### Goal
Please restate the following records word for word.

### Record list
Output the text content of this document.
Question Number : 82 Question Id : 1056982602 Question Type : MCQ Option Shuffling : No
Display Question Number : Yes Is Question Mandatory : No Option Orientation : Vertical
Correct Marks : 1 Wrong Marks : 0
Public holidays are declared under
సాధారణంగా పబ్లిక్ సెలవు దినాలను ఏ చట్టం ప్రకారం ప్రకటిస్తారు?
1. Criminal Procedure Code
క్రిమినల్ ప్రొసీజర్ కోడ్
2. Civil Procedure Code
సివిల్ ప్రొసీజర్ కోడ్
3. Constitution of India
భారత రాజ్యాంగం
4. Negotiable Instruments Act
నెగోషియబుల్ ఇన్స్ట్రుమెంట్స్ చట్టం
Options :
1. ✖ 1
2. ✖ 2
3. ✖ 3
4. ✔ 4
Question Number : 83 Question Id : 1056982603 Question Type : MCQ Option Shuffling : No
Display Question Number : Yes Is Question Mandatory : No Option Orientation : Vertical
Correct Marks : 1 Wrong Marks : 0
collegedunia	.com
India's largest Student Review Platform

### Response for this exercise
Output the text content of this document.
Question Number : 82 Question Id : 1056982602 Question Type : MCQ Option Shuffling : No
Display Question Number : Yes Is Question Mandatory : No Option Orientation : Vertical
Correct Marks : 1 Wrong Marks : 0
Public holidays are declared under
సాధారణంగా పబ్లిక్ సెలవు దినాలను ఏ చట్టం ప్రకారం ప్రకటిస్తారు?
1. Criminal Procedure Code
క్రిమినల్ ప్రొసీజర్ కోడ్
2. Civil Procedure Code
సివిల్ ప్రొసీజర్ కోడ్
3. Constitution of India
భారత రాజ్యాంగం
4. Negotiable Instruments Act
నెగోషియబుల్ ఇన్స్ట్రుమెంట్స్ చట్టం
Options :
1. ✖ 1
2. ✖ 2
3. ✖ 3
4. ✔ 4
Question Number : 83 Question Id : 1056982603 Question Type : MCQ Option Shuffling : No
Display Question Number : Yes Is Question Mandatory : No Option Orientation : Vertical
Correct Marks : 1 Wrong Marks : 0
collegedunia	.com
India's largest Student Review Platform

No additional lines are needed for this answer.